## What to work on
Below are entries; tally how many lines hold the string "from" and answer with only that figure.
** START Given information **
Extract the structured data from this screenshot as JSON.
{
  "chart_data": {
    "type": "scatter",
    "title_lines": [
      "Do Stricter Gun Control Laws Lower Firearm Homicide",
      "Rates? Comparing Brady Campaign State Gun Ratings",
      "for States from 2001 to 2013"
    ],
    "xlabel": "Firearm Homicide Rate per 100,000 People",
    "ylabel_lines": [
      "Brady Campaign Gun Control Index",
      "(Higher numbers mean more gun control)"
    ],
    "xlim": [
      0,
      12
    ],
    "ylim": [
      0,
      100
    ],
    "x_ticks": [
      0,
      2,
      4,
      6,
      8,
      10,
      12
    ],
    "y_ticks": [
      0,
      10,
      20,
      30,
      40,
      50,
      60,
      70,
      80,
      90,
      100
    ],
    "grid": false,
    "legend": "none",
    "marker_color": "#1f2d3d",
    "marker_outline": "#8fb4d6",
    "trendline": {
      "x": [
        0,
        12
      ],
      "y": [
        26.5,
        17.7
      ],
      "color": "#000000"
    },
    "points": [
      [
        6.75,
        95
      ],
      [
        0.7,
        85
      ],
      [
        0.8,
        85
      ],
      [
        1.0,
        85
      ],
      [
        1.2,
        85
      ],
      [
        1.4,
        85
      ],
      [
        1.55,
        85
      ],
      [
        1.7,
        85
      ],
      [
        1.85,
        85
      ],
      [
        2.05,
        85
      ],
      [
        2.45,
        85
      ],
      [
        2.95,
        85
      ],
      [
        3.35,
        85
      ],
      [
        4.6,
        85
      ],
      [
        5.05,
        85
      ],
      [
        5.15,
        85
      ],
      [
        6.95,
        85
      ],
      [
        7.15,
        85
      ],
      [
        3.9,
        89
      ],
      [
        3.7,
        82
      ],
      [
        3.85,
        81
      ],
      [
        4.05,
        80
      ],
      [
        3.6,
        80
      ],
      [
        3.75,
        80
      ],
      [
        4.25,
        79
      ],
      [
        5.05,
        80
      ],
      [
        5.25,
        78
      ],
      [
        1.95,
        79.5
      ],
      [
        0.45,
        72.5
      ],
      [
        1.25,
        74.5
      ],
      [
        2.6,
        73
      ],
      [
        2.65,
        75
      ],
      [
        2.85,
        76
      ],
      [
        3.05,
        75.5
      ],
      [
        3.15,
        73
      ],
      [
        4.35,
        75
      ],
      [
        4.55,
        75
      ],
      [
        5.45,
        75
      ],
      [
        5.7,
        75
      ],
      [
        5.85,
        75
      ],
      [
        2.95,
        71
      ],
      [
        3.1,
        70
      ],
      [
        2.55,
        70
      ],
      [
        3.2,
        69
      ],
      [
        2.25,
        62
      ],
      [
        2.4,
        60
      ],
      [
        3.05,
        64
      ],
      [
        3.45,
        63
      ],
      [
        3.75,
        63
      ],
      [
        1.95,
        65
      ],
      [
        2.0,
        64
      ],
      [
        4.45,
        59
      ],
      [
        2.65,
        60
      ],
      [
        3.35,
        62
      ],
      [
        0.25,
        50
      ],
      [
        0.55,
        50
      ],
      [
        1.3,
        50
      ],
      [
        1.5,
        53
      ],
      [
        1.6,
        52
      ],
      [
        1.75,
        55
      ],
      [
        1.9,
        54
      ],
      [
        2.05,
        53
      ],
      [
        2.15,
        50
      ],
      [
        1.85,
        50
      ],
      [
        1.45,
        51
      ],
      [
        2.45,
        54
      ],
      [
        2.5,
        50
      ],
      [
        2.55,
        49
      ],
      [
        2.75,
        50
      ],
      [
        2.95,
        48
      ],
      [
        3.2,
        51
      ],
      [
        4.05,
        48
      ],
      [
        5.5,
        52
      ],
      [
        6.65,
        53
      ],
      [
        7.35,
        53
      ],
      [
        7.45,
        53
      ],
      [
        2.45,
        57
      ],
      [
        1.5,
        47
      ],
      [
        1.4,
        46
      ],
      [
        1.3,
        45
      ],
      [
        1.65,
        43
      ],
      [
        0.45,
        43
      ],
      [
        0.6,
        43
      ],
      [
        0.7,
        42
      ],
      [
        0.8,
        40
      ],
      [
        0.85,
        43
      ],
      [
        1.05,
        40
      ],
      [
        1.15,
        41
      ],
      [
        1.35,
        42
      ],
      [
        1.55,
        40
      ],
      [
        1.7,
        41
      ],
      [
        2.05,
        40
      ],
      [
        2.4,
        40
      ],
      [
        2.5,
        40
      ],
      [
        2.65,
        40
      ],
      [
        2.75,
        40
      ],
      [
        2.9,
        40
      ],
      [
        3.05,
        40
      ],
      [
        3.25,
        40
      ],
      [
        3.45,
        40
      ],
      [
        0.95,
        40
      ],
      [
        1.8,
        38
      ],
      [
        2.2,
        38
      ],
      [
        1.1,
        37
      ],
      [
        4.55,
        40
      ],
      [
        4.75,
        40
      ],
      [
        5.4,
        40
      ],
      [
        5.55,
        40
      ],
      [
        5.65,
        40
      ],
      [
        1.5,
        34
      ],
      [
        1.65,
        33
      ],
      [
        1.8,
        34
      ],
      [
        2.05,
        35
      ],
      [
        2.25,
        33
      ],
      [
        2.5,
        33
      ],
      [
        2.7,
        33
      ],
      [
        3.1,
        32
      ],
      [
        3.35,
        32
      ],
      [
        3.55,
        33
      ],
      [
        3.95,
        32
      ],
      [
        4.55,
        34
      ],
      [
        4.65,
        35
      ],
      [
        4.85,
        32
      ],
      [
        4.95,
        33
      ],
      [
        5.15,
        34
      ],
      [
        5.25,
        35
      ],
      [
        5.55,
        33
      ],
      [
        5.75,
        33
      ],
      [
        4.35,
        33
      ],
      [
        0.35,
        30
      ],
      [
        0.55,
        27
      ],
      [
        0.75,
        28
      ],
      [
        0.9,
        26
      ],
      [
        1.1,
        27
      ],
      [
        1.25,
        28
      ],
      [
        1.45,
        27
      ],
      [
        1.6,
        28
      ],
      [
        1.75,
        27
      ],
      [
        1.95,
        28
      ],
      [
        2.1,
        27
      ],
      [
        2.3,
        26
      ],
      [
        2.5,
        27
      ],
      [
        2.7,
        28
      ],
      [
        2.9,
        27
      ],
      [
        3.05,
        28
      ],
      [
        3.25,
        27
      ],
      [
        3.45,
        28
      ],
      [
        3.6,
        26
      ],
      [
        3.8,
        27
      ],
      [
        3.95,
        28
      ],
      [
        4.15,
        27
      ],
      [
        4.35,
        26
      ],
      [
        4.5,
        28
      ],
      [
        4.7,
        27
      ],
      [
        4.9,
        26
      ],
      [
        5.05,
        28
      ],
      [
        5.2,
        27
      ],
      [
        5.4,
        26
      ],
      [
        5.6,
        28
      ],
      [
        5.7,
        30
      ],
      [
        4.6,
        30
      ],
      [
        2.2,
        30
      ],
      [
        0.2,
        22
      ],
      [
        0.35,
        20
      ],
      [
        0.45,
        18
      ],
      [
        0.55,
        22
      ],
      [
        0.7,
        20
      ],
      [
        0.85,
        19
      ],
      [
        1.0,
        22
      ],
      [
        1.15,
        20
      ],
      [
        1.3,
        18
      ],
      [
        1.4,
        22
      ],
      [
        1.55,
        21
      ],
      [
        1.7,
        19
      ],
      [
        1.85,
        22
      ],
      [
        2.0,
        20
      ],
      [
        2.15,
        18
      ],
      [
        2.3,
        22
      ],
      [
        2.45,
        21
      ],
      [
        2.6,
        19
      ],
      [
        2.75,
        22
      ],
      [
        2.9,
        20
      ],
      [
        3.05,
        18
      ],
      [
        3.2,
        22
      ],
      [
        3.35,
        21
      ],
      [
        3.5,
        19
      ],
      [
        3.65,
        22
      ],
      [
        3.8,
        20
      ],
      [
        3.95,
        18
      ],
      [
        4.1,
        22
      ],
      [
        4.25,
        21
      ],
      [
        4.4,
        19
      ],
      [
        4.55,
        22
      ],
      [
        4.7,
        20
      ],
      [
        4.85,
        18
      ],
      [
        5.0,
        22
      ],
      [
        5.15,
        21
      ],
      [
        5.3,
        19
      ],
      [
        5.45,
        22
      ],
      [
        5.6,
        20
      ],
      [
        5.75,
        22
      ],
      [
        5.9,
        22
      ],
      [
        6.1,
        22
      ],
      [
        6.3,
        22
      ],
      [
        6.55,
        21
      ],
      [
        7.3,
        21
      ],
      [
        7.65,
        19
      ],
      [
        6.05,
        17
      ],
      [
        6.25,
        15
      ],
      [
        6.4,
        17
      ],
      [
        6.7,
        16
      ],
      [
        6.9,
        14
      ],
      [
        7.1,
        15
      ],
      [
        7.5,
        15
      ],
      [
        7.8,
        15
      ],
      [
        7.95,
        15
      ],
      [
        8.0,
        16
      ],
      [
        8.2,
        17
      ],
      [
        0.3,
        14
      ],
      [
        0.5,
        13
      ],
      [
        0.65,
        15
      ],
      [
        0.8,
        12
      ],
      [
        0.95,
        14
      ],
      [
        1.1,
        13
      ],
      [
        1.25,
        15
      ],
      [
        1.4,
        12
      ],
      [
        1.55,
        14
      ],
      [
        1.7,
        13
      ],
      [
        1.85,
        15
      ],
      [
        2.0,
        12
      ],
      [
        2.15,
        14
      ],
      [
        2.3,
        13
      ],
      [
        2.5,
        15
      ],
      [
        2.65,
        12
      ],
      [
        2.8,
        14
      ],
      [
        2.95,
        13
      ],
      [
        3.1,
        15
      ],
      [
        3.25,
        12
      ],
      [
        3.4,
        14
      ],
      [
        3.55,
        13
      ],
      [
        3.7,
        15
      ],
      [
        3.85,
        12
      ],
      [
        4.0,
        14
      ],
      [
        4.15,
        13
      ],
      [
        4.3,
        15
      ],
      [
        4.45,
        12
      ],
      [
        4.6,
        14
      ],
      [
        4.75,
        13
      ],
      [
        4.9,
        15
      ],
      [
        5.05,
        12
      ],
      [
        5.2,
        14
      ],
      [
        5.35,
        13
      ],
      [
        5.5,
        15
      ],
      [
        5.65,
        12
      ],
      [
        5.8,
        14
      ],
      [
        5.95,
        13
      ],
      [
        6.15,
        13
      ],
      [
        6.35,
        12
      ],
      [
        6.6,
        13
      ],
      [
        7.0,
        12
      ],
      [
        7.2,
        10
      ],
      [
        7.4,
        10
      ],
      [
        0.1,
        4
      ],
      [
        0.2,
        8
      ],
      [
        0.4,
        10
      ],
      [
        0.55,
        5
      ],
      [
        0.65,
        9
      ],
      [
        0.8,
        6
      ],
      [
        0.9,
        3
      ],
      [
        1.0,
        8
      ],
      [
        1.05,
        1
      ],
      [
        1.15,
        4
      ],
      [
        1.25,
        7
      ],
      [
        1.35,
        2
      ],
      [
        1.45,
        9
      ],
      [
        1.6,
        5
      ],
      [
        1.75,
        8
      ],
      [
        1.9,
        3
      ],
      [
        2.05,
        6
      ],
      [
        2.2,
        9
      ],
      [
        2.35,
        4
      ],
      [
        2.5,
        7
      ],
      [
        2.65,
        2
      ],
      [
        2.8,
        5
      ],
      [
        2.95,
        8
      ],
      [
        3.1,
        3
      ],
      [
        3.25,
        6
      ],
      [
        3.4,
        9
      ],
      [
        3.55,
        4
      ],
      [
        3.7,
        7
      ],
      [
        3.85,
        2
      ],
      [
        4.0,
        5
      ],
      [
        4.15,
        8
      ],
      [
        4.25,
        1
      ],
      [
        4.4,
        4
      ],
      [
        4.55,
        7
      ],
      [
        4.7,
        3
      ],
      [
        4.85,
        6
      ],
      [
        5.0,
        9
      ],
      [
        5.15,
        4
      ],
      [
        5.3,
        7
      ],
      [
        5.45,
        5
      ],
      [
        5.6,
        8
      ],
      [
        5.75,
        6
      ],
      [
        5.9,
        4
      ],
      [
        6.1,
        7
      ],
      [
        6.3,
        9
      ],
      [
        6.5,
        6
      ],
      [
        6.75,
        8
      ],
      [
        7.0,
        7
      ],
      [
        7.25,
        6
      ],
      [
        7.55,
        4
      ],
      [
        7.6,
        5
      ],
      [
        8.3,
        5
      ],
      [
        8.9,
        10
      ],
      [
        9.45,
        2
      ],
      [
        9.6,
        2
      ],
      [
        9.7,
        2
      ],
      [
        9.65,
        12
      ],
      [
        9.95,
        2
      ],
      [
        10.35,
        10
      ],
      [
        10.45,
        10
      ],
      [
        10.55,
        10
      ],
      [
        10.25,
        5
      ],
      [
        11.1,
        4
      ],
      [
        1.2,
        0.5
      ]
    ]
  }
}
** END Given information **
## Answer to this problem
2